Collected data:
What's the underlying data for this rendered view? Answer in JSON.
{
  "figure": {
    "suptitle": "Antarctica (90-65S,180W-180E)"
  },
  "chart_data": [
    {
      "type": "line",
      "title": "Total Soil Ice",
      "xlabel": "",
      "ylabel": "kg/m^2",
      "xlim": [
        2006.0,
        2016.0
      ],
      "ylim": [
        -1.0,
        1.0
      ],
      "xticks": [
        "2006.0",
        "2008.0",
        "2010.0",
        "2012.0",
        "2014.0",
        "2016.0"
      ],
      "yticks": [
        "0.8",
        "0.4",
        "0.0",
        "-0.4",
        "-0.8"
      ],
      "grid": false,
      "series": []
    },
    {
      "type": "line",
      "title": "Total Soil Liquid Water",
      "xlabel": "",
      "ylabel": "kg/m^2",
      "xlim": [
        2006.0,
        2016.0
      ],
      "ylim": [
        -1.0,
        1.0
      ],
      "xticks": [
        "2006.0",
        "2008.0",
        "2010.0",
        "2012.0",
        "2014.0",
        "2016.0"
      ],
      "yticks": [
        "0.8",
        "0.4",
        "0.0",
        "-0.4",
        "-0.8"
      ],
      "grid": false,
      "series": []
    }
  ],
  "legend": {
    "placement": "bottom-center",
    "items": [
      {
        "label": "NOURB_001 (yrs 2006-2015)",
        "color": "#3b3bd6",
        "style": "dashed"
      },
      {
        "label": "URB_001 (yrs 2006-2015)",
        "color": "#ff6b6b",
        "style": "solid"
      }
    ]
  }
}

* [Brief]
Every line of the data above should be reproduced word for word.

* [Written answer]
What's the underlying data for this rendered view? Answer in JSON.
{
  "figure": {
    "suptitle": "Antarctica (90-65S,180W-180E)"
  },
  "chart_data": [
    {
      "type": "line",
      "title": "Total Soil Ice",
      "xlabel": "",
      "ylabel": "kg/m^2",
      "xlim": [
        2006.0,
        2016.0
      ],
      "ylim": [
        -1.0,
        1.0
      ],
      "xticks": [
        "2006.0",
        "2008.0",
        "2010.0",
        "2012.0",
        "2014.0",
        "2016.0"
      ],
      "yticks": [
        "0.8",
        "0.4",
        "0.0",
        "-0.4",
        "-0.8"
      ],
      "grid": false,
      "series": []
    },
    {
      "type": "line",
      "title": "Total Soil Liquid Water",
      "xlabel": "",
      "ylabel": "kg/m^2",
      "xlim": [
        2006.0,
        2016.0
      ],
      "ylim": [
        -1.0,
        1.0
      ],
      "xticks": [
        "2006.0",
        "2008.0",
        "2010.0",
        "2012.0",
        "2014.0",
        "2016.0"
      ],
      "yticks": [
        "0.8",
        "0.4",
        "0.0",
        "-0.4",
        "-0.8"
      ],
      "grid": false,
      "series": []
    }
  ],
  "legend": {
    "placement": "bottom-center",
    "items": [
      {
        "label": "NOURB_001 (yrs 2006-2015)",
        "color": "#3b3bd6",
        "style": "dashed"
      },
      {
        "label": "URB_001 (yrs 2006-2015)",
        "color": "#ff6b6b",
        "style": "solid"
      }
    ]
  }
}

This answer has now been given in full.